Stored data entries:
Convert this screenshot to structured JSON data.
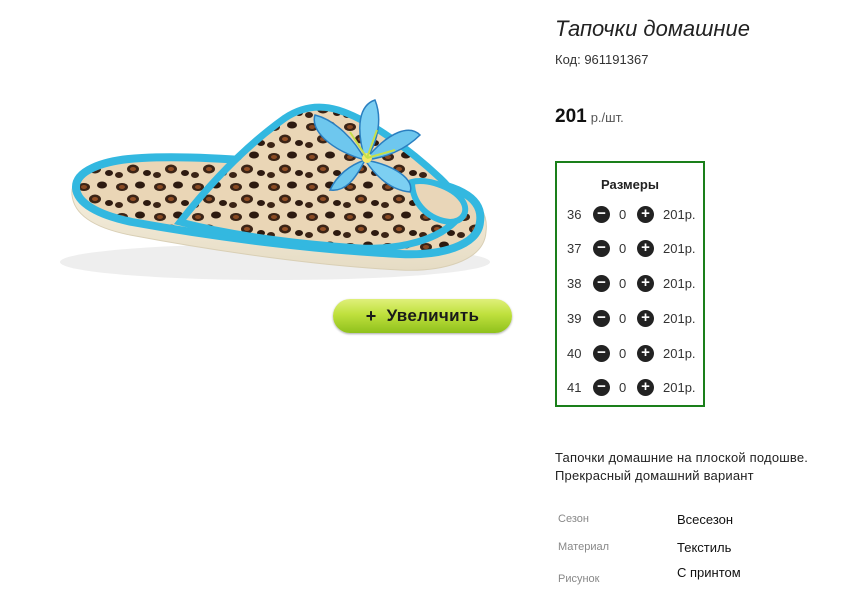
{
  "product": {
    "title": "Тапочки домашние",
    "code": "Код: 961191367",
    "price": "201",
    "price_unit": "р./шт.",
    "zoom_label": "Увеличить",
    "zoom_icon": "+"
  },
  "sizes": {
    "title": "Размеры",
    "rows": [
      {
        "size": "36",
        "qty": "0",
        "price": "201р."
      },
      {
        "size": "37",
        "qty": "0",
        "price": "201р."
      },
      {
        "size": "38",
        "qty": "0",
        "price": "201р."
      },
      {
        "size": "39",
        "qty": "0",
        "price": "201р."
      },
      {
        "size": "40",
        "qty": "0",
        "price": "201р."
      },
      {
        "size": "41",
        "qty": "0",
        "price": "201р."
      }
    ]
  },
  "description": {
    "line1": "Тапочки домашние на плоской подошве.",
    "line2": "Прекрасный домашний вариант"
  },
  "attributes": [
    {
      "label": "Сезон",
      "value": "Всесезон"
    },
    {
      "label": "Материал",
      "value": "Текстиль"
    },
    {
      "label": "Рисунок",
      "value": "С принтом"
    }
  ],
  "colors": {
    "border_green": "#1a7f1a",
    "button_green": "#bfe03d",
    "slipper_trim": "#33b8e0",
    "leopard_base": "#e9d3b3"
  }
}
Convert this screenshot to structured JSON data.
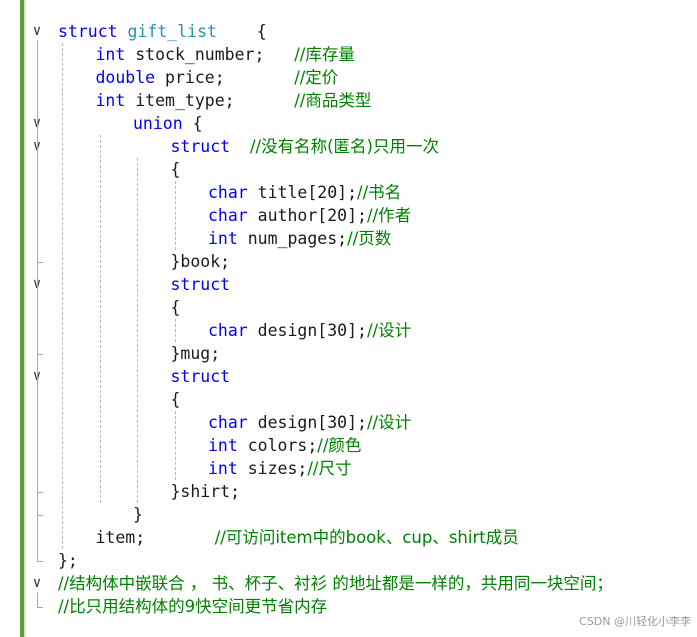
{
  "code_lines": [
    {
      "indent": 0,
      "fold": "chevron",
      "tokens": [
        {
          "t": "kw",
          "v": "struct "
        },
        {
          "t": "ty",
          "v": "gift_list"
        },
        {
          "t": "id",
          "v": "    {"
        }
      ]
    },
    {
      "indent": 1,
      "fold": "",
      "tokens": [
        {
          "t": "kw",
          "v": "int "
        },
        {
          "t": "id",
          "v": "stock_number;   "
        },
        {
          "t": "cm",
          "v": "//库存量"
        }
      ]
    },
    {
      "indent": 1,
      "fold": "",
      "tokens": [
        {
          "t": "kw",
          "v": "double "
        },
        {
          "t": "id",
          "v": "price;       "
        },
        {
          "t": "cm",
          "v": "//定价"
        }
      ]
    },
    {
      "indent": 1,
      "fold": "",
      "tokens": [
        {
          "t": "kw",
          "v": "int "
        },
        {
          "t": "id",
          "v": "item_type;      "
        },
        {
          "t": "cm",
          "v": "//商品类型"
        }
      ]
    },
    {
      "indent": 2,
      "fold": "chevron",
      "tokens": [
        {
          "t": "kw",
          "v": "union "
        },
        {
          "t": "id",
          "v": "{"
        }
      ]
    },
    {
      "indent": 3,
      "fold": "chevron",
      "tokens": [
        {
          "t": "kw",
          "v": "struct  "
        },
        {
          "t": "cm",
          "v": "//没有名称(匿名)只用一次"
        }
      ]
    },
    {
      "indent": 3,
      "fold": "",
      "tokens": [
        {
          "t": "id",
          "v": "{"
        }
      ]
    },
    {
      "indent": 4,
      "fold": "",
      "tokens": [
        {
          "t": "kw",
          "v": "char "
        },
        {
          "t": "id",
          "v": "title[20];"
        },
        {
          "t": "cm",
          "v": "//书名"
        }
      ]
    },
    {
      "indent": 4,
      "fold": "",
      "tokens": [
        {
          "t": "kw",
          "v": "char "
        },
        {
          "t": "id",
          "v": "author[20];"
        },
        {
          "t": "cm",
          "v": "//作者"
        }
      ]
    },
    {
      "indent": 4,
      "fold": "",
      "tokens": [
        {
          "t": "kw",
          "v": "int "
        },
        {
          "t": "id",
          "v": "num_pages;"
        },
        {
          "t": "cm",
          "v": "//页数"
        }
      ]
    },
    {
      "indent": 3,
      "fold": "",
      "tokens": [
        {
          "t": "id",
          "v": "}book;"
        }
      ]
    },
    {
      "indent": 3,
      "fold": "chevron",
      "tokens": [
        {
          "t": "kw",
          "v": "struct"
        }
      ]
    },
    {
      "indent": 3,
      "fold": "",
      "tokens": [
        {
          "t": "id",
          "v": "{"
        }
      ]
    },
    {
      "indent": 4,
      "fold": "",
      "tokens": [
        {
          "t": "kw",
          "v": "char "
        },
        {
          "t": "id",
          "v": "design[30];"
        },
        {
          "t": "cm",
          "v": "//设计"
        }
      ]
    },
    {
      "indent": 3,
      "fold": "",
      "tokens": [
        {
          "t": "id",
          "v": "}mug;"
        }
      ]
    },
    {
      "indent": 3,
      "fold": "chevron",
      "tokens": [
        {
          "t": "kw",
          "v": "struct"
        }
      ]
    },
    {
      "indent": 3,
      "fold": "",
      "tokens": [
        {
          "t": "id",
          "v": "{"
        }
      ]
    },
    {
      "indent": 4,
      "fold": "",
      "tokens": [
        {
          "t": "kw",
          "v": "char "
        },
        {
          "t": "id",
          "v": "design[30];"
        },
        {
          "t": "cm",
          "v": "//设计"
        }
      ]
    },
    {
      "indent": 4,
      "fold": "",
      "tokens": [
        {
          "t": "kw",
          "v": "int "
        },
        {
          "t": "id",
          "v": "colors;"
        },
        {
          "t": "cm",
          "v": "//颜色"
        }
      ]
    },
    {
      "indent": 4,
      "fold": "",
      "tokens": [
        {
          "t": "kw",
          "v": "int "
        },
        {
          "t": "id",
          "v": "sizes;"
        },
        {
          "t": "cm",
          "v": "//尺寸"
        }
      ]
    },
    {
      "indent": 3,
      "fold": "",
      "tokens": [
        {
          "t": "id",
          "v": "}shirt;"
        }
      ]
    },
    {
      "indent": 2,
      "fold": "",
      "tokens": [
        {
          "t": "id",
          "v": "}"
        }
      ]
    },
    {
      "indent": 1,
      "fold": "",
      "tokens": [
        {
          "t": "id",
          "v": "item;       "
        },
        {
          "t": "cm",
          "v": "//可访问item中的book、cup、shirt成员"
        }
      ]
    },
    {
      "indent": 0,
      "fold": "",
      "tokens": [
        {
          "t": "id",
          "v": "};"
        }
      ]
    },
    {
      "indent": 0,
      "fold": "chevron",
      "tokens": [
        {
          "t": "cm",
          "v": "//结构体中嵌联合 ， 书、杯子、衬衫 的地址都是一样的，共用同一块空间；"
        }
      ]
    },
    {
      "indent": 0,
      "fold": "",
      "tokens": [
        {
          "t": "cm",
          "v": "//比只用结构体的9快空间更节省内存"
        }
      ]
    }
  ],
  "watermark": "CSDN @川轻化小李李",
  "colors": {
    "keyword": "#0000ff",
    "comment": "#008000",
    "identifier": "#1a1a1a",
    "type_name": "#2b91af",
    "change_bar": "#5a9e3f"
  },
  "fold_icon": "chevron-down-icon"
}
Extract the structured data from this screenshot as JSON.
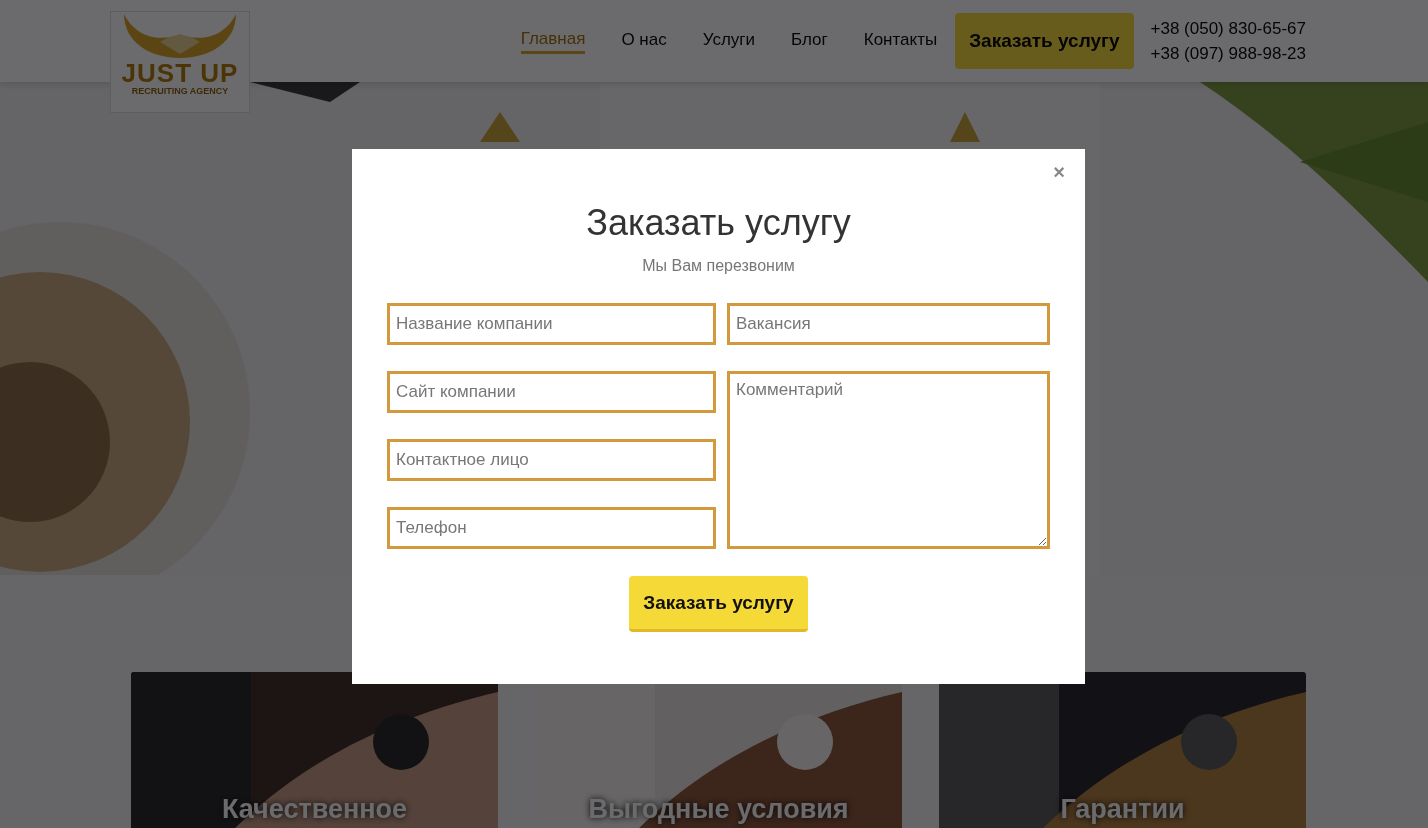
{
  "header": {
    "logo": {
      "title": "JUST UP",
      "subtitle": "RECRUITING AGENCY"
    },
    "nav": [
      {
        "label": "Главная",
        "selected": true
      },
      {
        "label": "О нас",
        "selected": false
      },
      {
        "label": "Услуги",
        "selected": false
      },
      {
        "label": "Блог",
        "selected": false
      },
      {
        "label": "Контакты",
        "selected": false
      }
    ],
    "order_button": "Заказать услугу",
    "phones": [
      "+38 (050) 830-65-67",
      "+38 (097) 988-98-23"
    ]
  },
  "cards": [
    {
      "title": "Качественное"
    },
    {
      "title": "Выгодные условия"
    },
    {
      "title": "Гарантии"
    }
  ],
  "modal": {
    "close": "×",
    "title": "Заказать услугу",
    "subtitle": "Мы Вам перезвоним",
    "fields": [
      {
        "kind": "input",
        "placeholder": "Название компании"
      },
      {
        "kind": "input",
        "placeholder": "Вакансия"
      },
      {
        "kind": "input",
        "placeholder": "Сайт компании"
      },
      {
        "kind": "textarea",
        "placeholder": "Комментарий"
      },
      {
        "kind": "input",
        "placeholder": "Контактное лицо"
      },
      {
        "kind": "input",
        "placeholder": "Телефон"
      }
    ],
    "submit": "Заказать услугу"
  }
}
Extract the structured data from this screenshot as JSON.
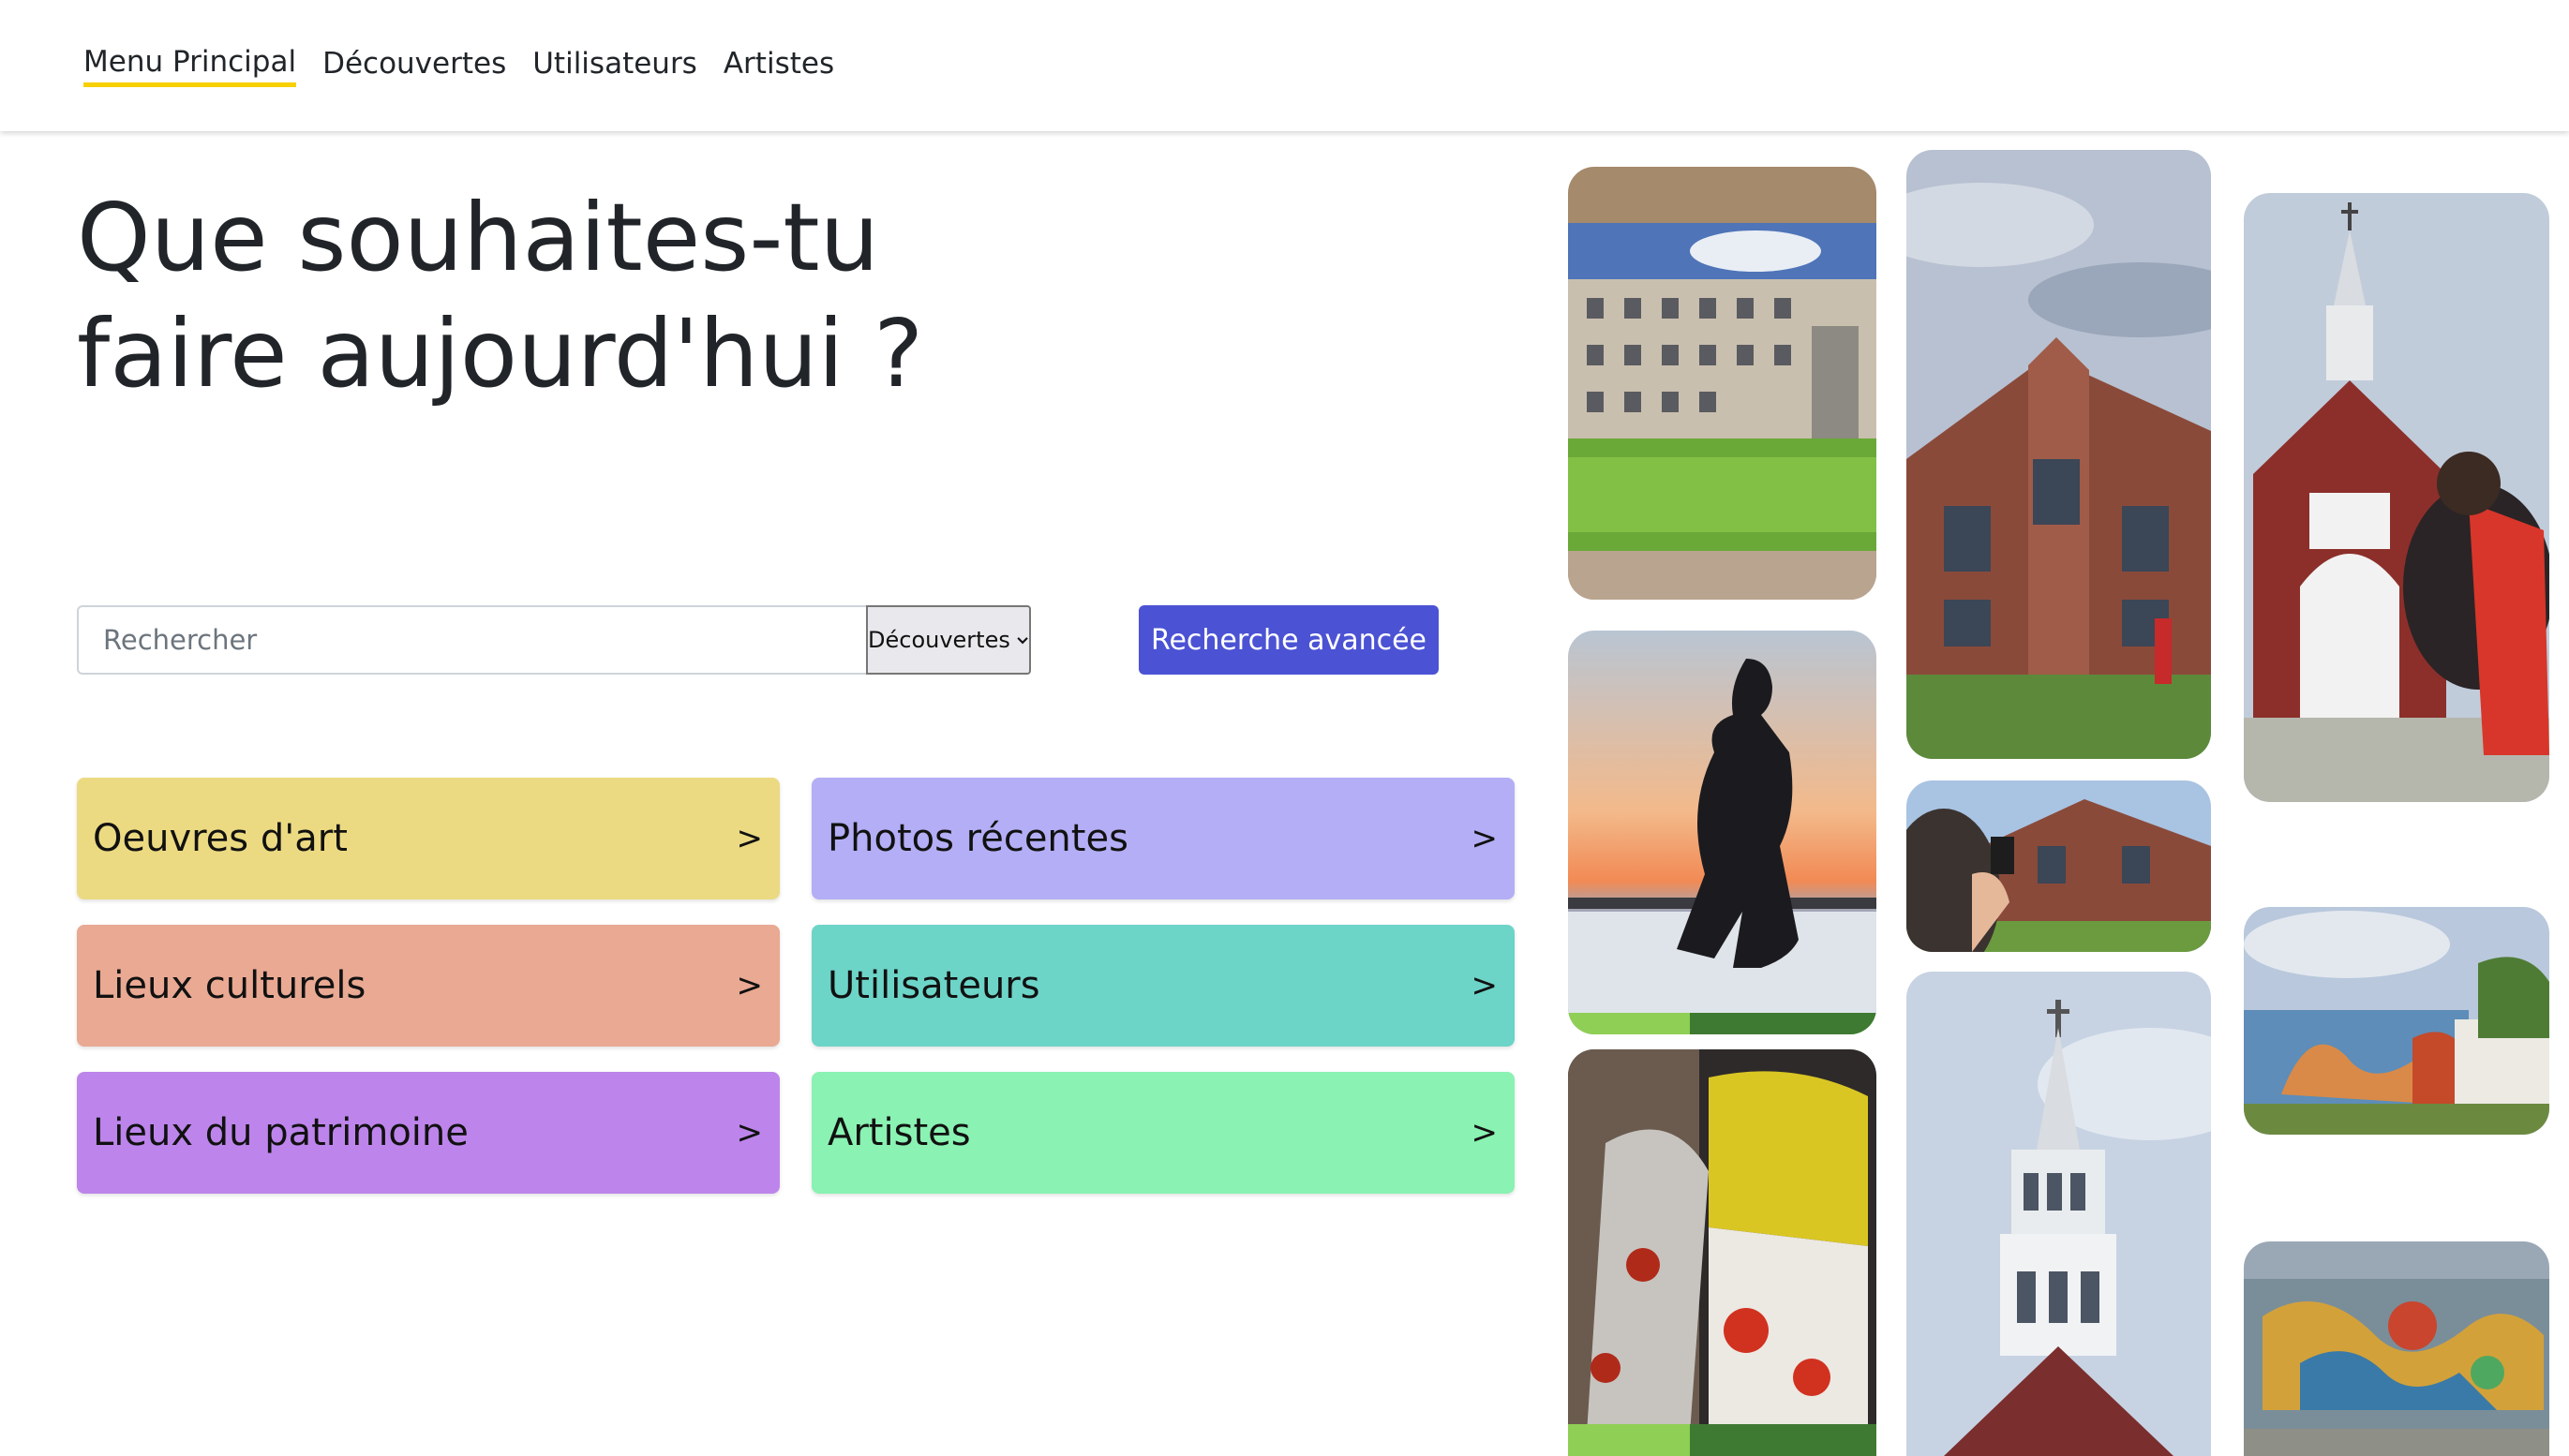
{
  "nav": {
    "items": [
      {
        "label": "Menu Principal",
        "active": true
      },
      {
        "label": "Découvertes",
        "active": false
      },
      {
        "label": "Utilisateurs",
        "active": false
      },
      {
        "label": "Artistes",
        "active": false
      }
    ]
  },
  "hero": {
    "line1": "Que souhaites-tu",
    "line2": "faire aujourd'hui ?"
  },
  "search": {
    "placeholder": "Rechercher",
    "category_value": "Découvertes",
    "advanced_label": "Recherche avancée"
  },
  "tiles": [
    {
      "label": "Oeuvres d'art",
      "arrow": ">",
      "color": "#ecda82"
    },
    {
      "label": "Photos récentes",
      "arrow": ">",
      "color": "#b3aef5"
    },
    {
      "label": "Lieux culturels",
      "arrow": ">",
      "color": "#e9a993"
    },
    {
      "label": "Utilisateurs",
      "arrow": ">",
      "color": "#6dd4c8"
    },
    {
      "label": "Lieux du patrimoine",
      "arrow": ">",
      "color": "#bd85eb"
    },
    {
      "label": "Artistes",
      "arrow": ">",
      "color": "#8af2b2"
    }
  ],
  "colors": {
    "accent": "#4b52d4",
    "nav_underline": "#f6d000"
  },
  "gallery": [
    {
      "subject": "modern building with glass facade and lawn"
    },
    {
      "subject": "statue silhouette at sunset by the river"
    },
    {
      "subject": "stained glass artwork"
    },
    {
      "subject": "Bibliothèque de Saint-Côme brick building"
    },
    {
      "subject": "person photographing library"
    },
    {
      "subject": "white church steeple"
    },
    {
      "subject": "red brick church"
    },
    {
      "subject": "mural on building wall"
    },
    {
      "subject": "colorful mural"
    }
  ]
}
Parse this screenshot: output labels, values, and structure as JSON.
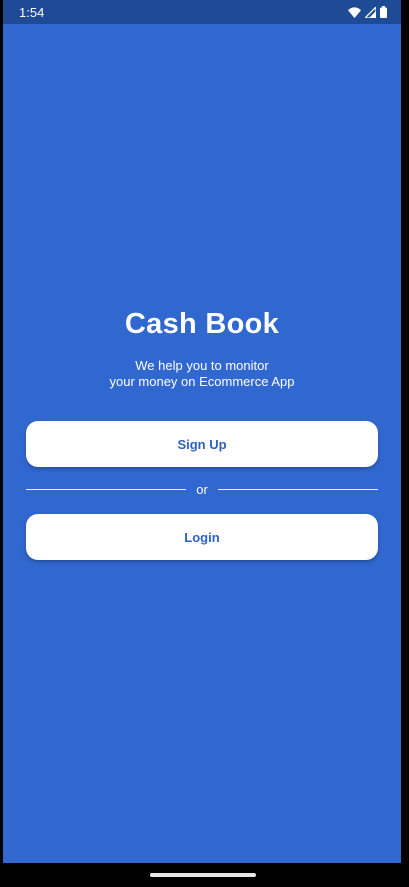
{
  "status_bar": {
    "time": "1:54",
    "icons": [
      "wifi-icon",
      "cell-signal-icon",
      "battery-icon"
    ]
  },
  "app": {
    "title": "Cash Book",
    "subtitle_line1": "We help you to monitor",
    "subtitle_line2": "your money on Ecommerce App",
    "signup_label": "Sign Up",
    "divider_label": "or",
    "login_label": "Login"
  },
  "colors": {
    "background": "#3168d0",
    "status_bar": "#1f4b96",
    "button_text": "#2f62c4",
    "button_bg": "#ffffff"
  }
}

__PROMPT__:
From the data above, work out how many lines contain the string "услугу" and reply with only the number.

__WRITTEN ANSWER__:
3